Copy all of the records below verbatim.

Start of RECORDS SHOWN

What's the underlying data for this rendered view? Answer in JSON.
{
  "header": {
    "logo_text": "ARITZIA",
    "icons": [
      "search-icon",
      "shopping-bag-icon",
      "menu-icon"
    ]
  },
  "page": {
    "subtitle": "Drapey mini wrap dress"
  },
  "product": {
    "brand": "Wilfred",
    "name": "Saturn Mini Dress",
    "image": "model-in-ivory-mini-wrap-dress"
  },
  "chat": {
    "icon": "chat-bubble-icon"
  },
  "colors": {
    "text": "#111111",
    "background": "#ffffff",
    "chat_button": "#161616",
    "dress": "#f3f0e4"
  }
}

End of RECORDS SHOWN

* [THE ANSWER]
What's the underlying data for this rendered view? Answer in JSON.
{
  "header": {
    "logo_text": "ARITZIA",
    "icons": [
      "search-icon",
      "shopping-bag-icon",
      "menu-icon"
    ]
  },
  "page": {
    "subtitle": "Drapey mini wrap dress"
  },
  "product": {
    "brand": "Wilfred",
    "name": "Saturn Mini Dress",
    "image": "model-in-ivory-mini-wrap-dress"
  },
  "chat": {
    "icon": "chat-bubble-icon"
  },
  "colors": {
    "text": "#111111",
    "background": "#ffffff",
    "chat_button": "#161616",
    "dress": "#f3f0e4"
  }
}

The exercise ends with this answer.